To be done: The records below must be duplicated exactly, character for character.
═════ Excerpted records ═════
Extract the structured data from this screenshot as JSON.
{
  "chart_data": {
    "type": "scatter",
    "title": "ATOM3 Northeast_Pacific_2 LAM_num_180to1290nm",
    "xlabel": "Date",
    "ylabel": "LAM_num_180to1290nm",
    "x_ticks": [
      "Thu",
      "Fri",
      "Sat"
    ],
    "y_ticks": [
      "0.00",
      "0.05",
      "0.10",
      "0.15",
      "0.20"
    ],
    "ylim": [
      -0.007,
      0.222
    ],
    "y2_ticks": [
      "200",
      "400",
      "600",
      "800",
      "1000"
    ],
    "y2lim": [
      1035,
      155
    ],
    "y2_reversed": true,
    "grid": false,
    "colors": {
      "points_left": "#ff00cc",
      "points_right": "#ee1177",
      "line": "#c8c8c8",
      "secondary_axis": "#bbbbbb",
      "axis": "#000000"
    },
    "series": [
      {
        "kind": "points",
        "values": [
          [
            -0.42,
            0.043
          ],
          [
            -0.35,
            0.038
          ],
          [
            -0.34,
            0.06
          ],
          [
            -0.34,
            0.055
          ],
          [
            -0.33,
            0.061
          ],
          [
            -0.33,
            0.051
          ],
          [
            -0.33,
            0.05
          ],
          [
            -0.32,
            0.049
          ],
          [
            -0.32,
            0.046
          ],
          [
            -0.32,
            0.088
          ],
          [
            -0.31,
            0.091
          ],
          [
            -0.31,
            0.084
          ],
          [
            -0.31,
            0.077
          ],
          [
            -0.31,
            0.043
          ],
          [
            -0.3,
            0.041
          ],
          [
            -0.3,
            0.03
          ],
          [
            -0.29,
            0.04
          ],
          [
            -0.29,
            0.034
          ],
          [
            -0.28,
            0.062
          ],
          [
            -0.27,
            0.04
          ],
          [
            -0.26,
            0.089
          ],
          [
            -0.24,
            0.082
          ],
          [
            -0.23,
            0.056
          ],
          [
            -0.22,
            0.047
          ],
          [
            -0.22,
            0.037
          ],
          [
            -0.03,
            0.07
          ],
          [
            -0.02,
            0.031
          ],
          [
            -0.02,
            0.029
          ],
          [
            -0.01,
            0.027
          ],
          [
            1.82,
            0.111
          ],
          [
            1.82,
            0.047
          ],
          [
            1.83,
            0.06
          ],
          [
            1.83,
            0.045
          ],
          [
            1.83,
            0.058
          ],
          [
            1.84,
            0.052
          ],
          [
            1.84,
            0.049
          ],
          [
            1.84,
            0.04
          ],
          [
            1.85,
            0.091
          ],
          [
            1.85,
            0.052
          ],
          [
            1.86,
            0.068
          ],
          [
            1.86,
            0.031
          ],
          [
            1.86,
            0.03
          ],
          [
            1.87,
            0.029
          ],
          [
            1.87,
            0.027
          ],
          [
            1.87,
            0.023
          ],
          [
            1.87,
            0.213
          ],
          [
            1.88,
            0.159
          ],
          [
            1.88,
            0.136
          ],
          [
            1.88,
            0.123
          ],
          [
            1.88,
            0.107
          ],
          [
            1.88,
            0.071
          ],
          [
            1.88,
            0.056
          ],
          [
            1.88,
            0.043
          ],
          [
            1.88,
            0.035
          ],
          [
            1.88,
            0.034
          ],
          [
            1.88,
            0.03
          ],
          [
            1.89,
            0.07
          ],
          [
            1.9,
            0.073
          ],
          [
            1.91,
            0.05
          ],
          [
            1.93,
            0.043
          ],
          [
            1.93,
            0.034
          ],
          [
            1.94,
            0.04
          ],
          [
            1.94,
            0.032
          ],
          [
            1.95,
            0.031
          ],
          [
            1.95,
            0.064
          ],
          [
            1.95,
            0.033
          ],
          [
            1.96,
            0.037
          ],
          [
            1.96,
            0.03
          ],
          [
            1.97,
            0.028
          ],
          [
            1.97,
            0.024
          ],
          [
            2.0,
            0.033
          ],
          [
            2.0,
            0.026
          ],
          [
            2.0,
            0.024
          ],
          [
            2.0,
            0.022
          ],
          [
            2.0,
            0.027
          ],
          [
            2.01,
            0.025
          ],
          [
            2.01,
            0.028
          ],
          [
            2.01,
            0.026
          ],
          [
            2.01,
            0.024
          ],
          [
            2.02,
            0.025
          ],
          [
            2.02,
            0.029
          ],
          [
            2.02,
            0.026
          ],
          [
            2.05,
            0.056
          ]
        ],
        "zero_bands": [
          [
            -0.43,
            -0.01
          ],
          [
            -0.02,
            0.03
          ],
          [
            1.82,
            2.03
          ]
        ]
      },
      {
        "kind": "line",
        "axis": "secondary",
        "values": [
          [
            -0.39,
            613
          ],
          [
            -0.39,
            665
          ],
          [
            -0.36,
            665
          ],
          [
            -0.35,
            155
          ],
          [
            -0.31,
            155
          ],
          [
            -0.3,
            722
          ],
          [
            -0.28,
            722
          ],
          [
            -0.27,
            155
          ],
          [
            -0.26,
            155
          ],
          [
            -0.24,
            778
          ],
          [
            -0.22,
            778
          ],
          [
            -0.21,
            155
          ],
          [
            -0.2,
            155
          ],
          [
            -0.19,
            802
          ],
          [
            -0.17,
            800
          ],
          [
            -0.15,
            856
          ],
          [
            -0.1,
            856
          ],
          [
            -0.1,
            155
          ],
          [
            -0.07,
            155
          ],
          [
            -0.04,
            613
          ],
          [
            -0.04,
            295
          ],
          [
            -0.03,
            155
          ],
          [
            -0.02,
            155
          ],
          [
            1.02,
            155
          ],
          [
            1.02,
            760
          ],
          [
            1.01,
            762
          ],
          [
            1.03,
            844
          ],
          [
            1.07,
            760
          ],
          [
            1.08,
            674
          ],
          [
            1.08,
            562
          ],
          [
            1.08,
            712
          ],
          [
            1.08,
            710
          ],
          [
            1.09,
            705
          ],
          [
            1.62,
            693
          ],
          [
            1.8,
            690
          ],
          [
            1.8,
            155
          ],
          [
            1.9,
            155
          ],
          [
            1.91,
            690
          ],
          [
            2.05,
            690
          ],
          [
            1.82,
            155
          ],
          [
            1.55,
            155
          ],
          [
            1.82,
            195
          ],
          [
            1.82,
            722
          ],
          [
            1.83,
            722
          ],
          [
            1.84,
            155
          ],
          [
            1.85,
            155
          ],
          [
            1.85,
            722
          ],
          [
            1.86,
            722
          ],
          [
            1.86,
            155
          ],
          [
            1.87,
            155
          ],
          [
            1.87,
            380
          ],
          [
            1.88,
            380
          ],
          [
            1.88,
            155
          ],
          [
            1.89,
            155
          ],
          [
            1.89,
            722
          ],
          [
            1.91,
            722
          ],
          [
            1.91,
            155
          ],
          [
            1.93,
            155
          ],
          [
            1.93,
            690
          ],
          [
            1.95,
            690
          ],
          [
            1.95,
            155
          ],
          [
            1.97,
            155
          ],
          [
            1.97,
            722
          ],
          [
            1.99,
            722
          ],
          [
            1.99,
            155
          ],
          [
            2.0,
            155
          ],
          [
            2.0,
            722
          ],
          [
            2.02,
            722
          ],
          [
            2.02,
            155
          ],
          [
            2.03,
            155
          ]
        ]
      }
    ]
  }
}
═════
Expected answer:
Extract the structured data from this screenshot as JSON.
{
  "chart_data": {
    "type": "scatter",
    "title": "ATOM3 Northeast_Pacific_2 LAM_num_180to1290nm",
    "xlabel": "Date",
    "ylabel": "LAM_num_180to1290nm",
    "x_ticks": [
      "Thu",
      "Fri",
      "Sat"
    ],
    "y_ticks": [
      "0.00",
      "0.05",
      "0.10",
      "0.15",
      "0.20"
    ],
    "ylim": [
      -0.007,
      0.222
    ],
    "y2_ticks": [
      "200",
      "400",
      "600",
      "800",
      "1000"
    ],
    "y2lim": [
      1035,
      155
    ],
    "y2_reversed": true,
    "grid": false,
    "colors": {
      "points_left": "#ff00cc",
      "points_right": "#ee1177",
      "line": "#c8c8c8",
      "secondary_axis": "#bbbbbb",
      "axis": "#000000"
    },
    "series": [
      {
        "kind": "points",
        "values": [
          [
            -0.42,
            0.043
          ],
          [
            -0.35,
            0.038
          ],
          [
            -0.34,
            0.06
          ],
          [
            -0.34,
            0.055
          ],
          [
            -0.33,
            0.061
          ],
          [
            -0.33,
            0.051
          ],
          [
            -0.33,
            0.05
          ],
          [
            -0.32,
            0.049
          ],
          [
            -0.32,
            0.046
          ],
          [
            -0.32,
            0.088
          ],
          [
            -0.31,
            0.091
          ],
          [
            -0.31,
            0.084
          ],
          [
            -0.31,
            0.077
          ],
          [
            -0.31,
            0.043
          ],
          [
            -0.3,
            0.041
          ],
          [
            -0.3,
            0.03
          ],
          [
            -0.29,
            0.04
          ],
          [
            -0.29,
            0.034
          ],
          [
            -0.28,
            0.062
          ],
          [
            -0.27,
            0.04
          ],
          [
            -0.26,
            0.089
          ],
          [
            -0.24,
            0.082
          ],
          [
            -0.23,
            0.056
          ],
          [
            -0.22,
            0.047
          ],
          [
            -0.22,
            0.037
          ],
          [
            -0.03,
            0.07
          ],
          [
            -0.02,
            0.031
          ],
          [
            -0.02,
            0.029
          ],
          [
            -0.01,
            0.027
          ],
          [
            1.82,
            0.111
          ],
          [
            1.82,
            0.047
          ],
          [
            1.83,
            0.06
          ],
          [
            1.83,
            0.045
          ],
          [
            1.83,
            0.058
          ],
          [
            1.84,
            0.052
          ],
          [
            1.84,
            0.049
          ],
          [
            1.84,
            0.04
          ],
          [
            1.85,
            0.091
          ],
          [
            1.85,
            0.052
          ],
          [
            1.86,
            0.068
          ],
          [
            1.86,
            0.031
          ],
          [
            1.86,
            0.03
          ],
          [
            1.87,
            0.029
          ],
          [
            1.87,
            0.027
          ],
          [
            1.87,
            0.023
          ],
          [
            1.87,
            0.213
          ],
          [
            1.88,
            0.159
          ],
          [
            1.88,
            0.136
          ],
          [
            1.88,
            0.123
          ],
          [
            1.88,
            0.107
          ],
          [
            1.88,
            0.071
          ],
          [
            1.88,
            0.056
          ],
          [
            1.88,
            0.043
          ],
          [
            1.88,
            0.035
          ],
          [
            1.88,
            0.034
          ],
          [
            1.88,
            0.03
          ],
          [
            1.89,
            0.07
          ],
          [
            1.9,
            0.073
          ],
          [
            1.91,
            0.05
          ],
          [
            1.93,
            0.043
          ],
          [
            1.93,
            0.034
          ],
          [
            1.94,
            0.04
          ],
          [
            1.94,
            0.032
          ],
          [
            1.95,
            0.031
          ],
          [
            1.95,
            0.064
          ],
          [
            1.95,
            0.033
          ],
          [
            1.96,
            0.037
          ],
          [
            1.96,
            0.03
          ],
          [
            1.97,
            0.028
          ],
          [
            1.97,
            0.024
          ],
          [
            2.0,
            0.033
          ],
          [
            2.0,
            0.026
          ],
          [
            2.0,
            0.024
          ],
          [
            2.0,
            0.022
          ],
          [
            2.0,
            0.027
          ],
          [
            2.01,
            0.025
          ],
          [
            2.01,
            0.028
          ],
          [
            2.01,
            0.026
          ],
          [
            2.01,
            0.024
          ],
          [
            2.02,
            0.025
          ],
          [
            2.02,
            0.029
          ],
          [
            2.02,
            0.026
          ],
          [
            2.05,
            0.056
          ]
        ],
        "zero_bands": [
          [
            -0.43,
            -0.01
          ],
          [
            -0.02,
            0.03
          ],
          [
            1.82,
            2.03
          ]
        ]
      },
      {
        "kind": "line",
        "axis": "secondary",
        "values": [
          [
            -0.39,
            613
          ],
          [
            -0.39,
            665
          ],
          [
            -0.36,
            665
          ],
          [
            -0.35,
            155
          ],
          [
            -0.31,
            155
          ],
          [
            -0.3,
            722
          ],
          [
            -0.28,
            722
          ],
          [
            -0.27,
            155
          ],
          [
            -0.26,
            155
          ],
          [
            -0.24,
            778
          ],
          [
            -0.22,
            778
          ],
          [
            -0.21,
            155
          ],
          [
            -0.2,
            155
          ],
          [
            -0.19,
            802
          ],
          [
            -0.17,
            800
          ],
          [
            -0.15,
            856
          ],
          [
            -0.1,
            856
          ],
          [
            -0.1,
            155
          ],
          [
            -0.07,
            155
          ],
          [
            -0.04,
            613
          ],
          [
            -0.04,
            295
          ],
          [
            -0.03,
            155
          ],
          [
            -0.02,
            155
          ],
          [
            1.02,
            155
          ],
          [
            1.02,
            760
          ],
          [
            1.01,
            762
          ],
          [
            1.03,
            844
          ],
          [
            1.07,
            760
          ],
          [
            1.08,
            674
          ],
          [
            1.08,
            562
          ],
          [
            1.08,
            712
          ],
          [
            1.08,
            710
          ],
          [
            1.09,
            705
          ],
          [
            1.62,
            693
          ],
          [
            1.8,
            690
          ],
          [
            1.8,
            155
          ],
          [
            1.9,
            155
          ],
          [
            1.91,
            690
          ],
          [
            2.05,
            690
          ],
          [
            1.82,
            155
          ],
          [
            1.55,
            155
          ],
          [
            1.82,
            195
          ],
          [
            1.82,
            722
          ],
          [
            1.83,
            722
          ],
          [
            1.84,
            155
          ],
          [
            1.85,
            155
          ],
          [
            1.85,
            722
          ],
          [
            1.86,
            722
          ],
          [
            1.86,
            155
          ],
          [
            1.87,
            155
          ],
          [
            1.87,
            380
          ],
          [
            1.88,
            380
          ],
          [
            1.88,
            155
          ],
          [
            1.89,
            155
          ],
          [
            1.89,
            722
          ],
          [
            1.91,
            722
          ],
          [
            1.91,
            155
          ],
          [
            1.93,
            155
          ],
          [
            1.93,
            690
          ],
          [
            1.95,
            690
          ],
          [
            1.95,
            155
          ],
          [
            1.97,
            155
          ],
          [
            1.97,
            722
          ],
          [
            1.99,
            722
          ],
          [
            1.99,
            155
          ],
          [
            2.0,
            155
          ],
          [
            2.0,
            722
          ],
          [
            2.02,
            722
          ],
          [
            2.02,
            155
          ],
          [
            2.03,
            155
          ]
        ]
      }
    ]
  }
}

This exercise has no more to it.